## Directions for this task
Extract from the listing each line in which the word "content" appears.

Stored data
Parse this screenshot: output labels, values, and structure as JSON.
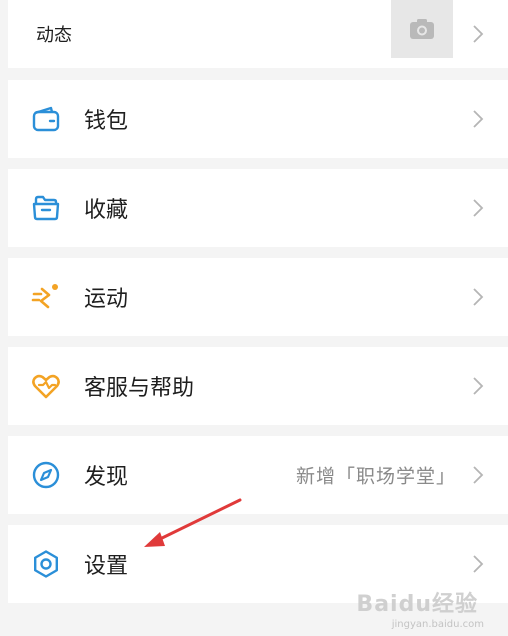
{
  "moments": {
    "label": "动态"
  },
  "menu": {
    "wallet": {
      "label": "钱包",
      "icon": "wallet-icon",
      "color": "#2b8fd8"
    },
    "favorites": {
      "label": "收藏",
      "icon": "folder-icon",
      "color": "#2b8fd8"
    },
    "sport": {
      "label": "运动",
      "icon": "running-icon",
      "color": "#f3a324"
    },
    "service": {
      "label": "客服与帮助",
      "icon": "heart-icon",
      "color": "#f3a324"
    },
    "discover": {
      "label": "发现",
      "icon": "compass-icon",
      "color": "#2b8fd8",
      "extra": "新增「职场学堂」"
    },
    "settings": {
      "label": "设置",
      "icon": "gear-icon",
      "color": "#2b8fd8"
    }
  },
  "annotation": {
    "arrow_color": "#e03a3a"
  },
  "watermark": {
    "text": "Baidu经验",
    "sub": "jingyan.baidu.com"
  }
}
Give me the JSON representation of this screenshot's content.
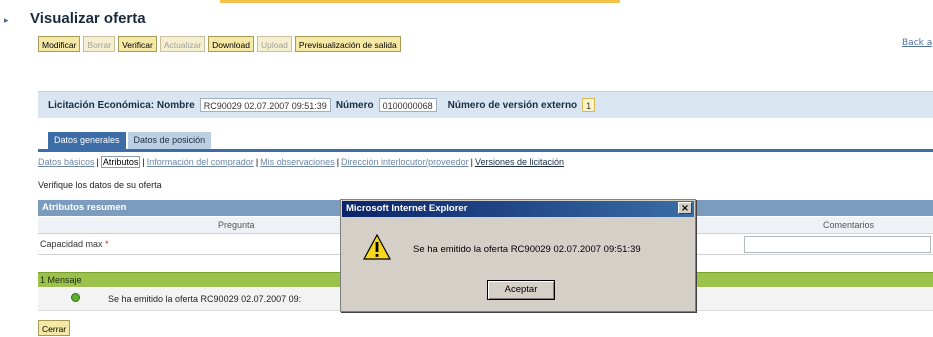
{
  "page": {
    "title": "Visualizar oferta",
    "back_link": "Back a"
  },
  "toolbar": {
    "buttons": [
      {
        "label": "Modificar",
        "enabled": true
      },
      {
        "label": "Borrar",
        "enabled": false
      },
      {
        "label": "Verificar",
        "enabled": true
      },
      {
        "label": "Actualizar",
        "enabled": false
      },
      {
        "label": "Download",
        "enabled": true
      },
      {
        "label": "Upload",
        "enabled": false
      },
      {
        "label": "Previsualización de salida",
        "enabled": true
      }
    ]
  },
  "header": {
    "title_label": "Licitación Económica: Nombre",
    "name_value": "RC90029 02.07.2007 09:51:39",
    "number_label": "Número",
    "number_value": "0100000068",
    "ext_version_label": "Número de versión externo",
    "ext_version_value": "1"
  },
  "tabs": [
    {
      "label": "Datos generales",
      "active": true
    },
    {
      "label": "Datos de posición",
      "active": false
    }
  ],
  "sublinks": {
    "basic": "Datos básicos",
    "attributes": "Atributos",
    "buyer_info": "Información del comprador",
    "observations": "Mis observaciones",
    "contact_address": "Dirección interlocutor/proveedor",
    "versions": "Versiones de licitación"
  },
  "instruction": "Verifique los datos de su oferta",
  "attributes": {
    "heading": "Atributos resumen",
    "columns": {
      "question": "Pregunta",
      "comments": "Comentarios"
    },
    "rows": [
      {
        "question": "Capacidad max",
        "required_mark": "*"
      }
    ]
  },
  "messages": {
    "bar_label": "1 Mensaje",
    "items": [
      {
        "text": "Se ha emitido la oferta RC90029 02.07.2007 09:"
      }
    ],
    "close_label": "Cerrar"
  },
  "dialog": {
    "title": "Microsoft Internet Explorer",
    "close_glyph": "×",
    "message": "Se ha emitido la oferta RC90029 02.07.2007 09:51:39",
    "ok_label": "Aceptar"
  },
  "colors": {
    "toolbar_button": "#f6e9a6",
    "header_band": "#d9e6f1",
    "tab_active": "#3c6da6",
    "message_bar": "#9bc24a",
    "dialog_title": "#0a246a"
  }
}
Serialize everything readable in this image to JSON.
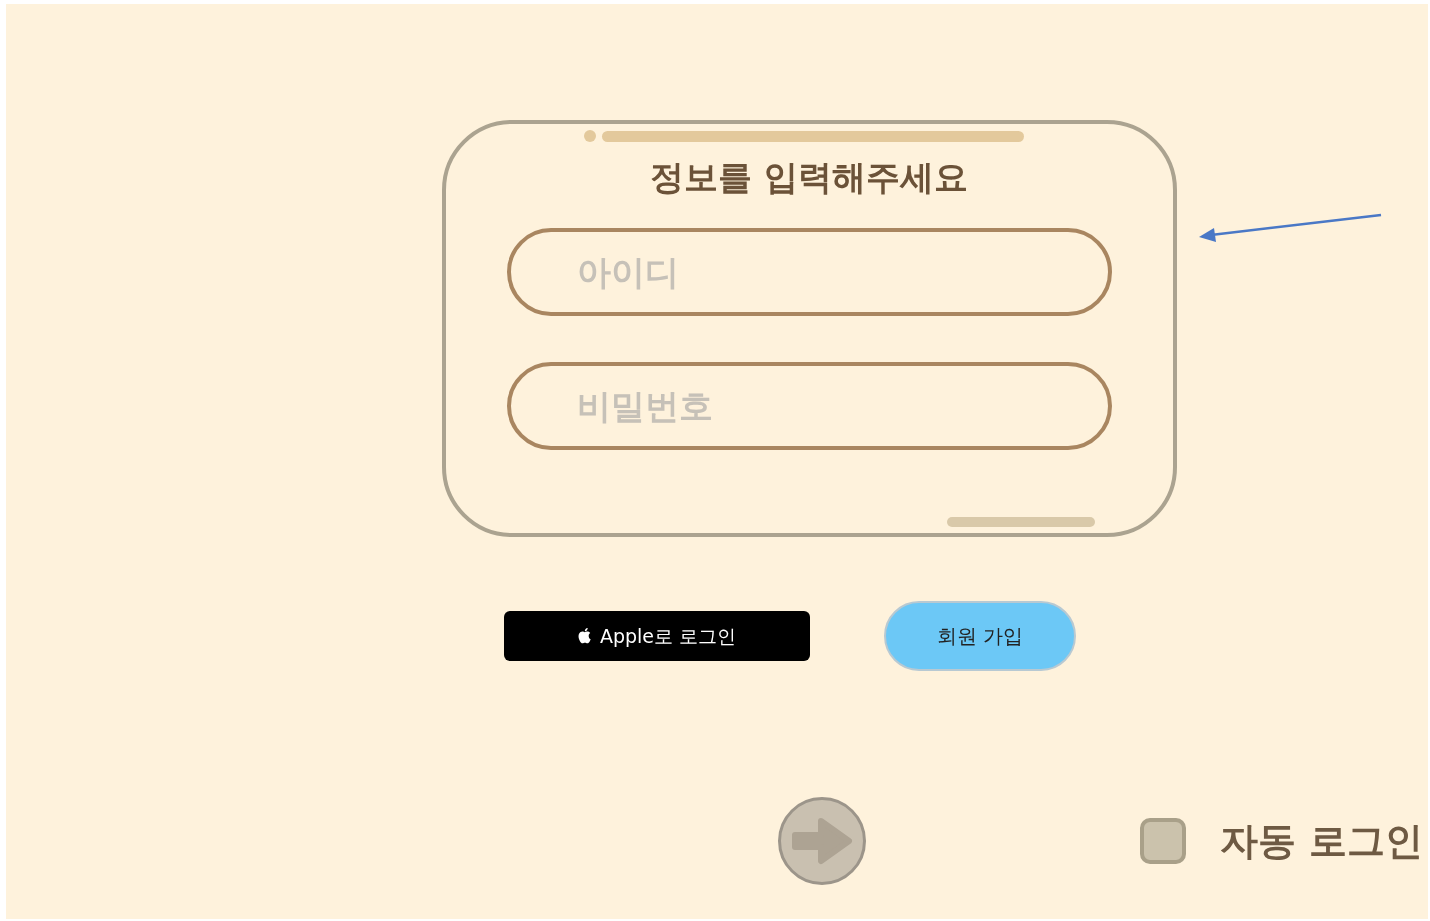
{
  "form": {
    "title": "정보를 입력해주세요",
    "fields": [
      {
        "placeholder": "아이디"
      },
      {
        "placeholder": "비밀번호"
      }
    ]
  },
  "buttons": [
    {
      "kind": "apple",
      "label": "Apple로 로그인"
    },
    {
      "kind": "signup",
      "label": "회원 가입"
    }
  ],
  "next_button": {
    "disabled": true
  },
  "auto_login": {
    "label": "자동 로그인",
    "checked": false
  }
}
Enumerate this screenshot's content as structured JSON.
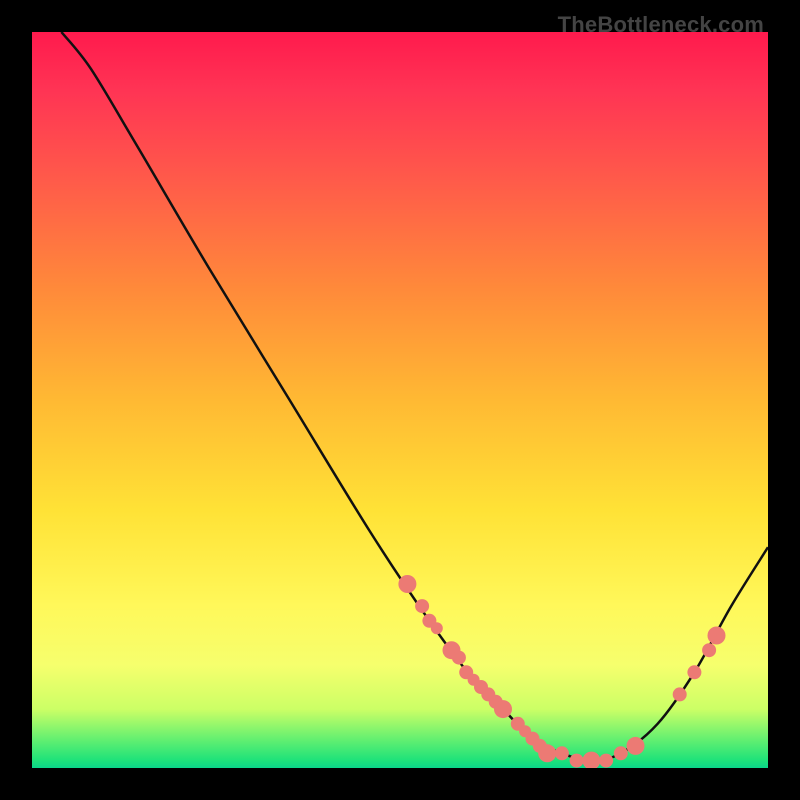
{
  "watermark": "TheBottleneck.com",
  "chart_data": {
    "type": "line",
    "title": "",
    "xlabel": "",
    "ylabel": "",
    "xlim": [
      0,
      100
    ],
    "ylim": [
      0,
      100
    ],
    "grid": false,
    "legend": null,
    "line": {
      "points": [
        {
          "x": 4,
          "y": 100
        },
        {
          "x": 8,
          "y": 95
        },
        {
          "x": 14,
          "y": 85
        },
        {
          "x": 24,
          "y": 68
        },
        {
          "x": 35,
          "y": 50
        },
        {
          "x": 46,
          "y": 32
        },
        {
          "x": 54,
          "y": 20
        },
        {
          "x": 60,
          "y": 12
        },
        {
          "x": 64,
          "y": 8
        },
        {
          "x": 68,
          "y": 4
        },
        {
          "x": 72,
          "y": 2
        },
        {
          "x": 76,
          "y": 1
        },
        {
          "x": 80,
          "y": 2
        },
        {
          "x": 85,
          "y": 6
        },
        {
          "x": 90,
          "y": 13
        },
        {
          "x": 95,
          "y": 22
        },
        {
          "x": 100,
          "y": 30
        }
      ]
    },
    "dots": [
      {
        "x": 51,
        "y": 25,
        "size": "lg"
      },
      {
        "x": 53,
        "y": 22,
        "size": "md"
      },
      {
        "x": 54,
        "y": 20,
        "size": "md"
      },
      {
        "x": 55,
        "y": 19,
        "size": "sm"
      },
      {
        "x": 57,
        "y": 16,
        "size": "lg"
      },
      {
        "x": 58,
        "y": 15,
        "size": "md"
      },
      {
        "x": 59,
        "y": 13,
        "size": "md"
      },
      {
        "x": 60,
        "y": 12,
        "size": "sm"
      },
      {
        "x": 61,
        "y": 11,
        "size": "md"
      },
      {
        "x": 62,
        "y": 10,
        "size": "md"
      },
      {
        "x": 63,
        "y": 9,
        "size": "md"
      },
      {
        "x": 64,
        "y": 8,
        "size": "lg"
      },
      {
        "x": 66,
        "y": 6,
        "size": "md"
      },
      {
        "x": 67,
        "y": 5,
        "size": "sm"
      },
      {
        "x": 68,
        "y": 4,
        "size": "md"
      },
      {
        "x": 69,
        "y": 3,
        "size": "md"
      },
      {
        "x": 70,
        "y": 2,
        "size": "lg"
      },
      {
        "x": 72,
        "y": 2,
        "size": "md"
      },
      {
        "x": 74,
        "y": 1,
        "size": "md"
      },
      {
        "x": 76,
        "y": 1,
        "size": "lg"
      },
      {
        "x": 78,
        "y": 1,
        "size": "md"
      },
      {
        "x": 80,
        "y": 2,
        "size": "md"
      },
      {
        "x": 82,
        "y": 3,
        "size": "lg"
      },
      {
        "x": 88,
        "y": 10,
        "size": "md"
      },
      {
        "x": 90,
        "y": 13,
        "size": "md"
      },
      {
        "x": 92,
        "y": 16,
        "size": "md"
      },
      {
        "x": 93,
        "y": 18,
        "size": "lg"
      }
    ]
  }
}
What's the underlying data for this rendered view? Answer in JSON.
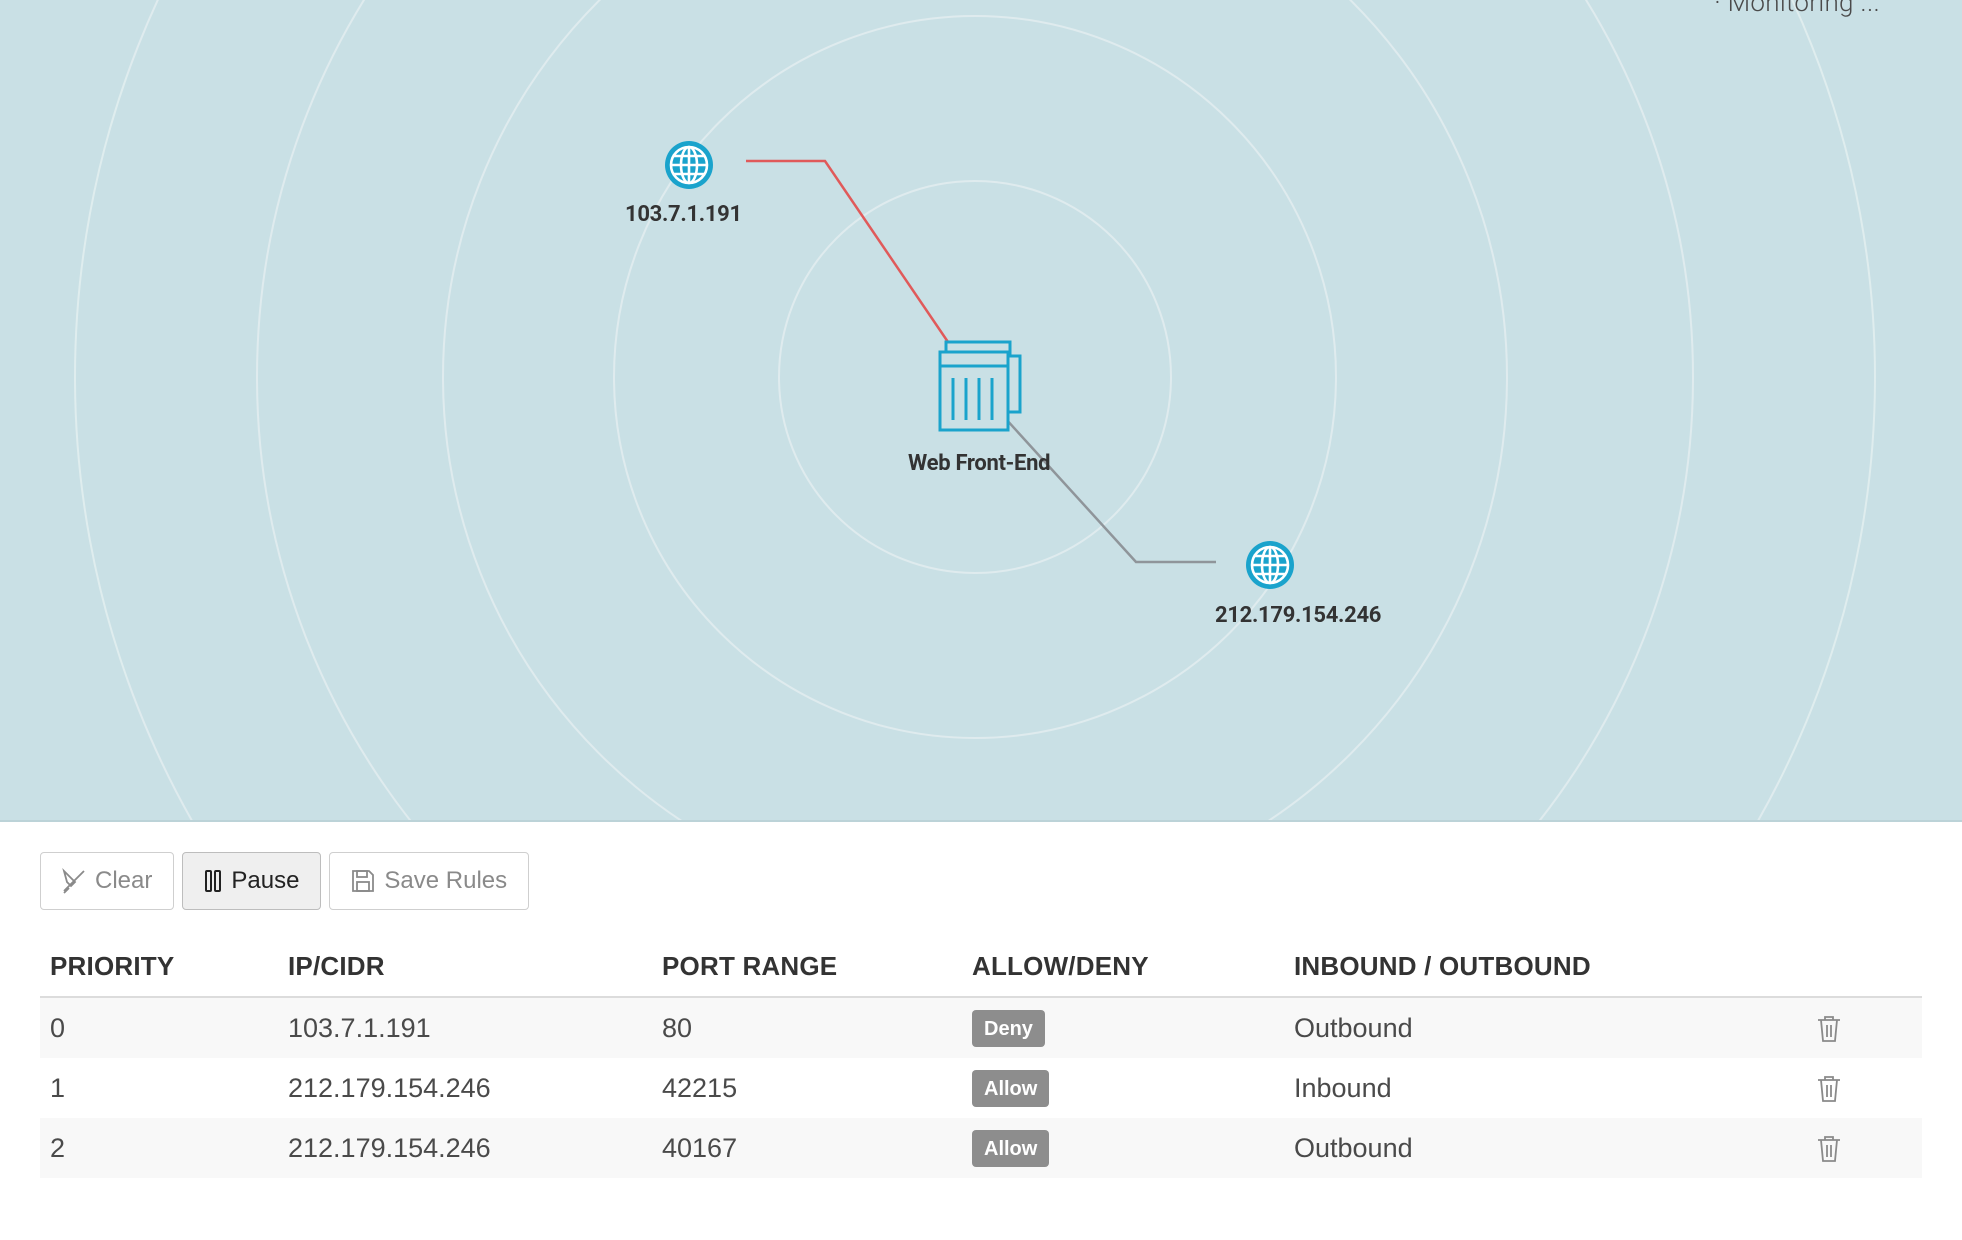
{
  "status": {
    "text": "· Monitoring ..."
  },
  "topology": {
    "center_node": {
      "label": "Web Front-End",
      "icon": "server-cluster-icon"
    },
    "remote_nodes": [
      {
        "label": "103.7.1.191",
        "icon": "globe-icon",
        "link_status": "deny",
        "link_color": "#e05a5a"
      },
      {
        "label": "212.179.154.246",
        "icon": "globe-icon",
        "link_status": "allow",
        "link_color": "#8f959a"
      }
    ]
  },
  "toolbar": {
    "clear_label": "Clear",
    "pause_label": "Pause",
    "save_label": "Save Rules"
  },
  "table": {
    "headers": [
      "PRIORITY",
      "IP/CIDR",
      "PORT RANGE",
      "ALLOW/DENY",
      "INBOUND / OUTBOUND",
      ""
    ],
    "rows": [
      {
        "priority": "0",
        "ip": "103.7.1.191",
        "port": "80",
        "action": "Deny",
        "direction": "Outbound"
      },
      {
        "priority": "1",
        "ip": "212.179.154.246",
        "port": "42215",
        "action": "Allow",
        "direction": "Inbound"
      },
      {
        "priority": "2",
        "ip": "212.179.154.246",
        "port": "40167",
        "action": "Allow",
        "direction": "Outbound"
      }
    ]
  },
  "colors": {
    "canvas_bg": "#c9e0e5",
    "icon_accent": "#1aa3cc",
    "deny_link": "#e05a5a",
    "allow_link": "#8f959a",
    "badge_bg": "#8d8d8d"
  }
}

## Correct response
Give me the JSON representation of this screenshot's content.
Enumerate this screenshot's content as structured JSON.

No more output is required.